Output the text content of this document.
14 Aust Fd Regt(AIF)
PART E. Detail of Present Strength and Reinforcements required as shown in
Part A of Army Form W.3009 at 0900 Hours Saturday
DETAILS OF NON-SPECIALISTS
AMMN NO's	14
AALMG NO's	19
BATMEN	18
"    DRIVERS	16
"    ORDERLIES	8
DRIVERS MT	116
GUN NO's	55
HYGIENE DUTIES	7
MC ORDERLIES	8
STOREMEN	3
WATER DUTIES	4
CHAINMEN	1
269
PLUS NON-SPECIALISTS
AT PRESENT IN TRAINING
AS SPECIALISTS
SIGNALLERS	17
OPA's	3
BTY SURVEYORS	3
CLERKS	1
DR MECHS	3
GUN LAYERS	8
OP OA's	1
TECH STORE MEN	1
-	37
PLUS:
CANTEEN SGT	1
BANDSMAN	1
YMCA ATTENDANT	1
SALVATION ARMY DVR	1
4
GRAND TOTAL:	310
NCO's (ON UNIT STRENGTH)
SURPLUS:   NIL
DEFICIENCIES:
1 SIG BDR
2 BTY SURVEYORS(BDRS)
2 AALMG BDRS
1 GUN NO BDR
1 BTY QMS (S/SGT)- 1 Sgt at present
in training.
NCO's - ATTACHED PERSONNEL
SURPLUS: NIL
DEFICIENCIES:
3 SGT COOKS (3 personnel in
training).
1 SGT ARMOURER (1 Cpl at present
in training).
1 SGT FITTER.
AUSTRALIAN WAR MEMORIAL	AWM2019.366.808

## AIM:
Please set down the whole listing above without altering a single line.

## RESPONSE BELOW:
Output the text content of this document.
14 Aust Fd Regt(AIF)
PART E. Detail of Present Strength and Reinforcements required as shown in
Part A of Army Form W.3009 at 0900 Hours Saturday
DETAILS OF NON-SPECIALISTS
AMMN NO's	14
AALMG NO's	19
BATMEN	18
"    DRIVERS	16
"    ORDERLIES	8
DRIVERS MT	116
GUN NO's	55
HYGIENE DUTIES	7
MC ORDERLIES	8
STOREMEN	3
WATER DUTIES	4
CHAINMEN	1
269
PLUS NON-SPECIALISTS
AT PRESENT IN TRAINING
AS SPECIALISTS
SIGNALLERS	17
OPA's	3
BTY SURVEYORS	3
CLERKS	1
DR MECHS	3
GUN LAYERS	8
OP OA's	1
TECH STORE MEN	1
-	37
PLUS:
CANTEEN SGT	1
BANDSMAN	1
YMCA ATTENDANT	1
SALVATION ARMY DVR	1
4
GRAND TOTAL:	310
NCO's (ON UNIT STRENGTH)
SURPLUS:   NIL
DEFICIENCIES:
1 SIG BDR
2 BTY SURVEYORS(BDRS)
2 AALMG BDRS
1 GUN NO BDR
1 BTY QMS (S/SGT)- 1 Sgt at present
in training.
NCO's - ATTACHED PERSONNEL
SURPLUS: NIL
DEFICIENCIES:
3 SGT COOKS (3 personnel in
training).
1 SGT ARMOURER (1 Cpl at present
in training).
1 SGT FITTER.
AUSTRALIAN WAR MEMORIAL	AWM2019.366.808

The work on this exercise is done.